Written task:
Identify and reproduce every line holding the string "Gestión".

(Chart and figure data)
+++

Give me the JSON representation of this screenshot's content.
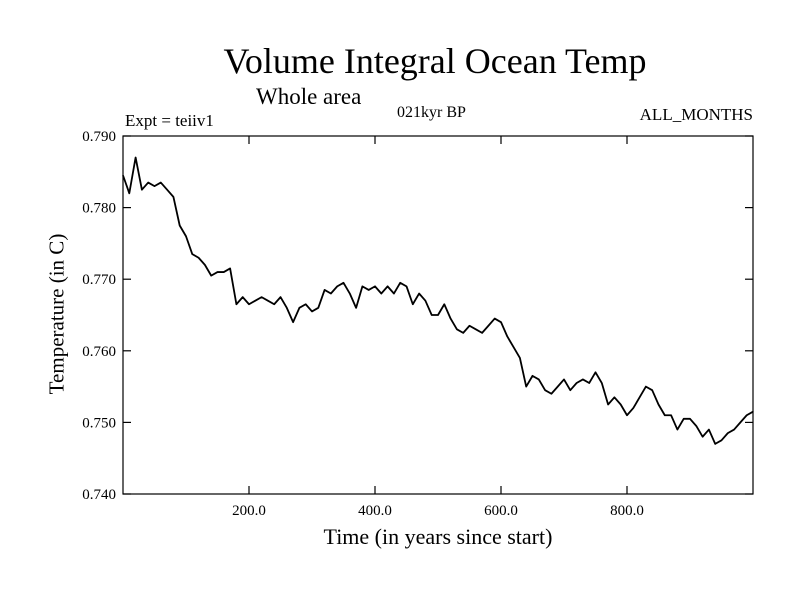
{
  "chart_data": {
    "type": "line",
    "title": "Volume Integral Ocean Temp",
    "subtitle": "Whole area",
    "experiment_label": "Expt = teiiv1",
    "period_label": "021kyr BP",
    "months_label": "ALL_MONTHS",
    "xlabel": "Time (in years since start)",
    "ylabel": "Temperature (in C)",
    "xlim": [
      0,
      1000
    ],
    "ylim": [
      0.74,
      0.79
    ],
    "x_ticks": [
      200,
      400,
      600,
      800
    ],
    "x_tick_labels": [
      "200.0",
      "400.0",
      "600.0",
      "800.0"
    ],
    "y_ticks": [
      0.74,
      0.75,
      0.76,
      0.77,
      0.78,
      0.79
    ],
    "y_tick_labels": [
      "0.740",
      "0.750",
      "0.760",
      "0.770",
      "0.780",
      "0.790"
    ],
    "grid": false,
    "series": [
      {
        "color": "#000000",
        "x": [
          0,
          10,
          20,
          30,
          40,
          50,
          60,
          70,
          80,
          90,
          100,
          110,
          120,
          130,
          140,
          150,
          160,
          170,
          180,
          190,
          200,
          210,
          220,
          230,
          240,
          250,
          260,
          270,
          280,
          290,
          300,
          310,
          320,
          330,
          340,
          350,
          360,
          370,
          380,
          390,
          400,
          410,
          420,
          430,
          440,
          450,
          460,
          470,
          480,
          490,
          500,
          510,
          520,
          530,
          540,
          550,
          560,
          570,
          580,
          590,
          600,
          610,
          620,
          630,
          640,
          650,
          660,
          670,
          680,
          690,
          700,
          710,
          720,
          730,
          740,
          750,
          760,
          770,
          780,
          790,
          800,
          810,
          820,
          830,
          840,
          850,
          860,
          870,
          880,
          890,
          900,
          910,
          920,
          930,
          940,
          950,
          960,
          970,
          980,
          990,
          1000
        ],
        "y": [
          0.7845,
          0.782,
          0.787,
          0.7825,
          0.7835,
          0.783,
          0.7835,
          0.7825,
          0.7815,
          0.7775,
          0.776,
          0.7735,
          0.773,
          0.772,
          0.7705,
          0.771,
          0.771,
          0.7715,
          0.7665,
          0.7675,
          0.7665,
          0.767,
          0.7675,
          0.767,
          0.7665,
          0.7675,
          0.766,
          0.764,
          0.766,
          0.7665,
          0.7655,
          0.766,
          0.7685,
          0.768,
          0.769,
          0.7695,
          0.768,
          0.766,
          0.769,
          0.7685,
          0.769,
          0.768,
          0.769,
          0.768,
          0.7695,
          0.769,
          0.7665,
          0.768,
          0.767,
          0.765,
          0.765,
          0.7665,
          0.7645,
          0.763,
          0.7625,
          0.7635,
          0.763,
          0.7625,
          0.7635,
          0.7645,
          0.764,
          0.762,
          0.7605,
          0.759,
          0.755,
          0.7565,
          0.756,
          0.7545,
          0.754,
          0.755,
          0.756,
          0.7545,
          0.7555,
          0.756,
          0.7555,
          0.757,
          0.7555,
          0.7525,
          0.7535,
          0.7525,
          0.751,
          0.752,
          0.7535,
          0.755,
          0.7545,
          0.7525,
          0.751,
          0.751,
          0.749,
          0.7505,
          0.7505,
          0.7495,
          0.748,
          0.749,
          0.747,
          0.7475,
          0.7485,
          0.749,
          0.75,
          0.751,
          0.7515
        ]
      }
    ]
  }
}
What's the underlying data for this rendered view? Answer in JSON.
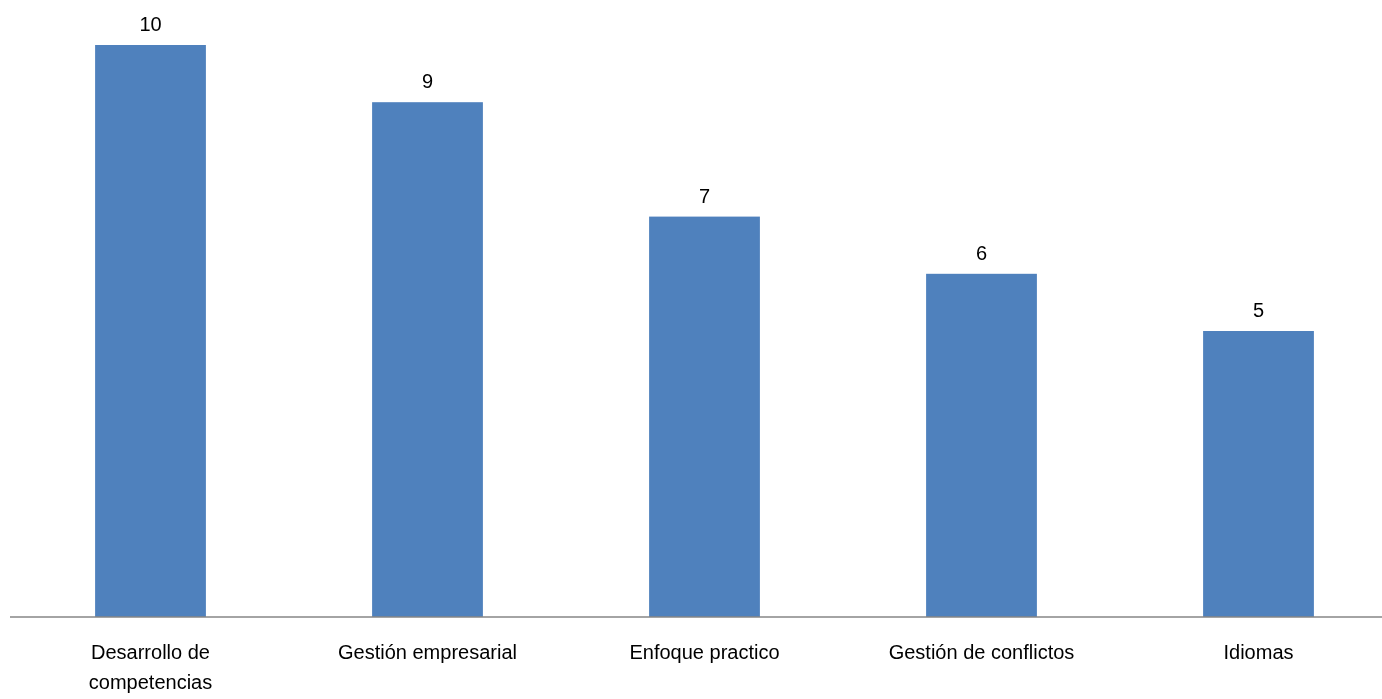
{
  "chart_data": {
    "type": "bar",
    "categories": [
      "Desarrollo de competencias",
      "Gestión empresarial",
      "Enfoque practico",
      "Gestión de conflictos",
      "Idiomas"
    ],
    "values": [
      10,
      9,
      7,
      6,
      5
    ],
    "color": "#4f81bd",
    "data_labels": true
  }
}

+++

Solution:
      "Gestión empresarial",
      "Gestión de conflictos",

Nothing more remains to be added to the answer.